#### Material supplied:
********

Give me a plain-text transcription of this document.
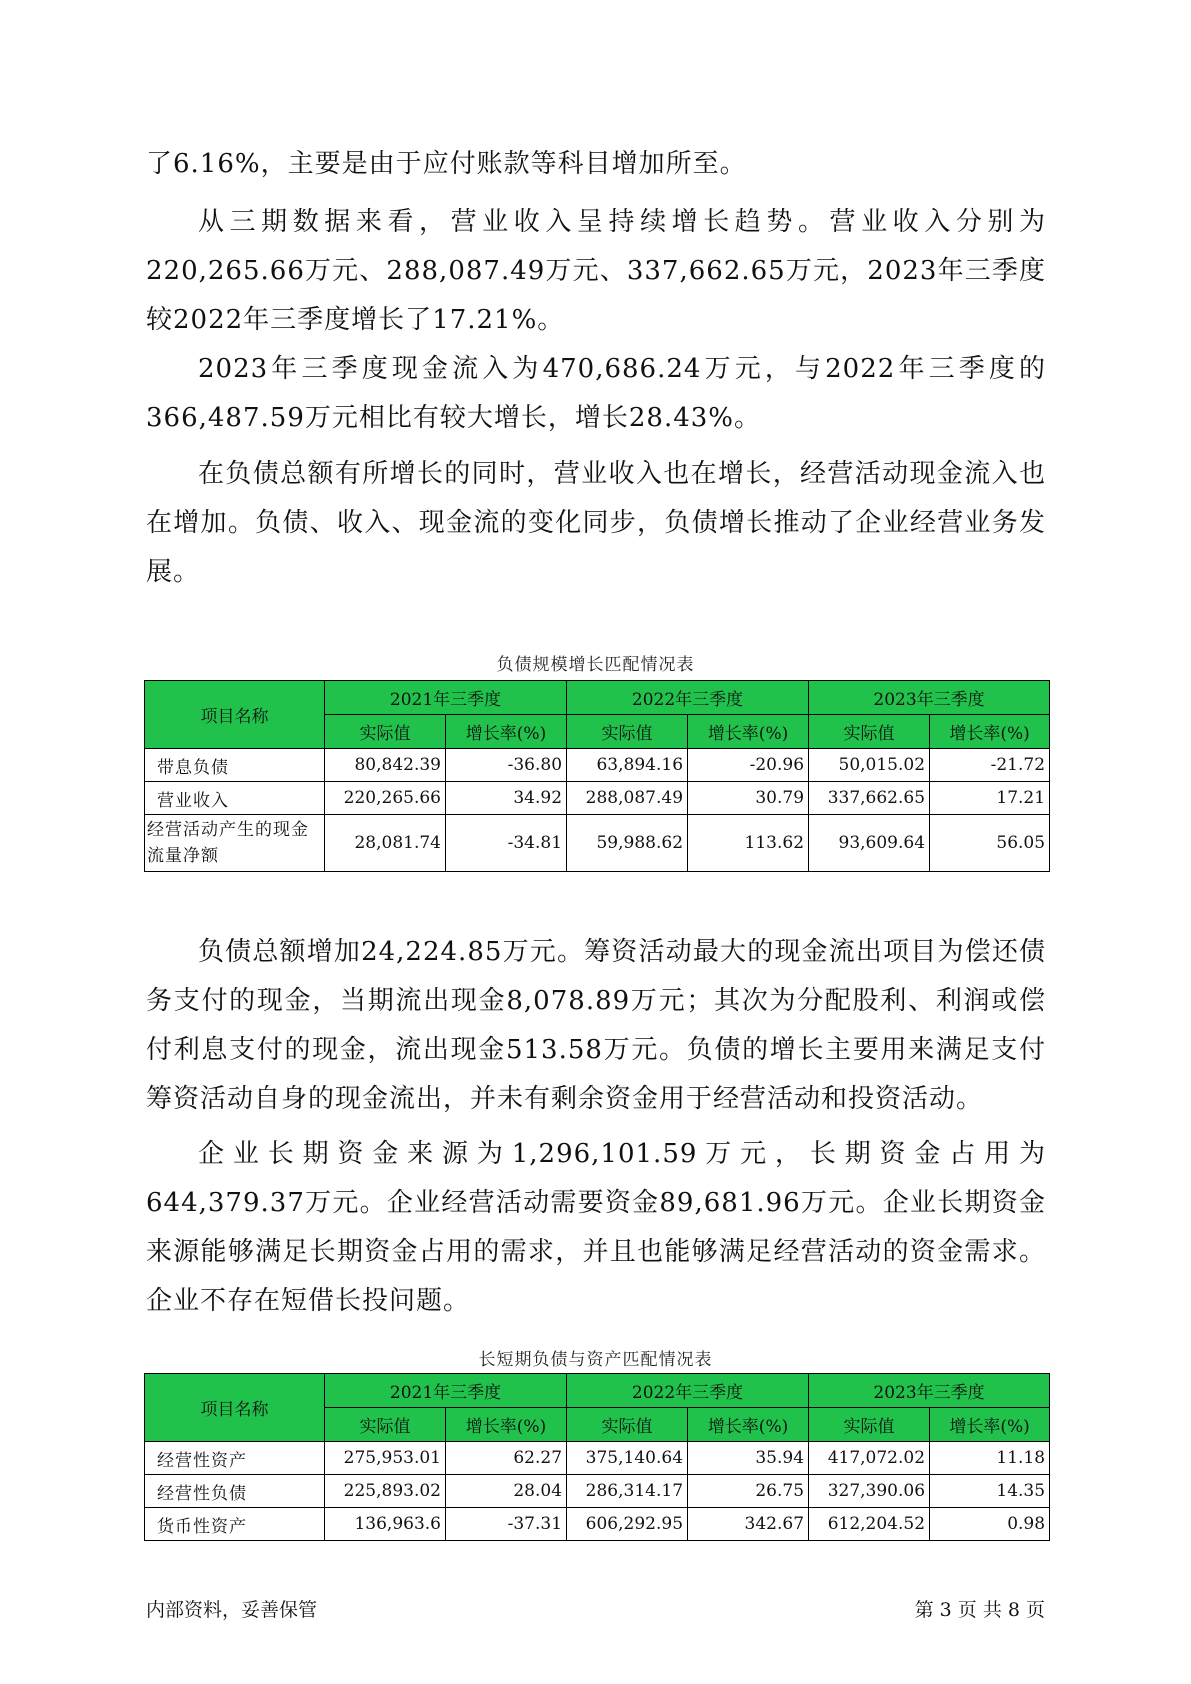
了6.16%，主要是由于应付账款等科目增加所至。

从三期数据来看，营业收入呈持续增长趋势。营业收入分别为220,265.66万元、288,087.49万元、337,662.65万元，2023年三季度较2022年三季度增长了17.21%。

2023年三季度现金流入为470,686.24万元，与2022年三季度的366,487.59万元相比有较大增长，增长28.43%。

在负债总额有所增长的同时，营业收入也在增长，经营活动现金流入也在增加。负债、收入、现金流的变化同步，负债增长推动了企业经营业务发展。

负债规模增长匹配情况表
项目名称	2021年三季度		2022年三季度		2023年三季度	
	实际值	增长率(%)	实际值	增长率(%)	实际值	增长率(%)
带息负债	80,842.39	-36.80	63,894.16	-20.96	50,015.02	-21.72
营业收入	220,265.66	34.92	288,087.49	30.79	337,662.65	17.21
经营活动产生的现金流量净额	28,081.74	-34.81	59,988.62	113.62	93,609.64	56.05

负债总额增加24,224.85万元。筹资活动最大的现金流出项目为偿还债务支付的现金，当期流出现金8,078.89万元；其次为分配股利、利润或偿付利息支付的现金，流出现金513.58万元。负债的增长主要用来满足支付筹资活动自身的现金流出，并未有剩余资金用于经营活动和投资活动。

企业长期资金来源为1,296,101.59万元，长期资金占用为644,379.37万元。企业经营活动需要资金89,681.96万元。企业长期资金来源能够满足长期资金占用的需求，并且也能够满足经营活动的资金需求。企业不存在短借长投问题。

长短期负债与资产匹配情况表
项目名称	2021年三季度		2022年三季度		2023年三季度	
	实际值	增长率(%)	实际值	增长率(%)	实际值	增长率(%)
经营性资产	275,953.01	62.27	375,140.64	35.94	417,072.02	11.18
经营性负债	225,893.02	28.04	286,314.17	26.75	327,390.06	14.35
货币性资产	136,963.6	-37.31	606,292.95	342.67	612,204.52	0.98
内部资料，妥善保管	第 3 页 共 8 页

********

#### Prompt:
Quote the entries in full. Any image among them is to be omitted from the copy.

#### Exercise solution:
Give me a plain-text transcription of this document.
了6.16%，主要是由于应付账款等科目增加所至。

从三期数据来看，营业收入呈持续增长趋势。营业收入分别为220,265.66万元、288,087.49万元、337,662.65万元，2023年三季度较2022年三季度增长了17.21%。

2023年三季度现金流入为470,686.24万元，与2022年三季度的366,487.59万元相比有较大增长，增长28.43%。

在负债总额有所增长的同时，营业收入也在增长，经营活动现金流入也在增加。负债、收入、现金流的变化同步，负债增长推动了企业经营业务发展。

负债规模增长匹配情况表
项目名称	2021年三季度		2022年三季度		2023年三季度	
	实际值	增长率(%)	实际值	增长率(%)	实际值	增长率(%)
带息负债	80,842.39	-36.80	63,894.16	-20.96	50,015.02	-21.72
营业收入	220,265.66	34.92	288,087.49	30.79	337,662.65	17.21
经营活动产生的现金流量净额	28,081.74	-34.81	59,988.62	113.62	93,609.64	56.05

负债总额增加24,224.85万元。筹资活动最大的现金流出项目为偿还债务支付的现金，当期流出现金8,078.89万元；其次为分配股利、利润或偿付利息支付的现金，流出现金513.58万元。负债的增长主要用来满足支付筹资活动自身的现金流出，并未有剩余资金用于经营活动和投资活动。

企业长期资金来源为1,296,101.59万元，长期资金占用为644,379.37万元。企业经营活动需要资金89,681.96万元。企业长期资金来源能够满足长期资金占用的需求，并且也能够满足经营活动的资金需求。企业不存在短借长投问题。

长短期负债与资产匹配情况表
项目名称	2021年三季度		2022年三季度		2023年三季度	
	实际值	增长率(%)	实际值	增长率(%)	实际值	增长率(%)
经营性资产	275,953.01	62.27	375,140.64	35.94	417,072.02	11.18
经营性负债	225,893.02	28.04	286,314.17	26.75	327,390.06	14.35
货币性资产	136,963.6	-37.31	606,292.95	342.67	612,204.52	0.98
内部资料，妥善保管	第 3 页 共 8 页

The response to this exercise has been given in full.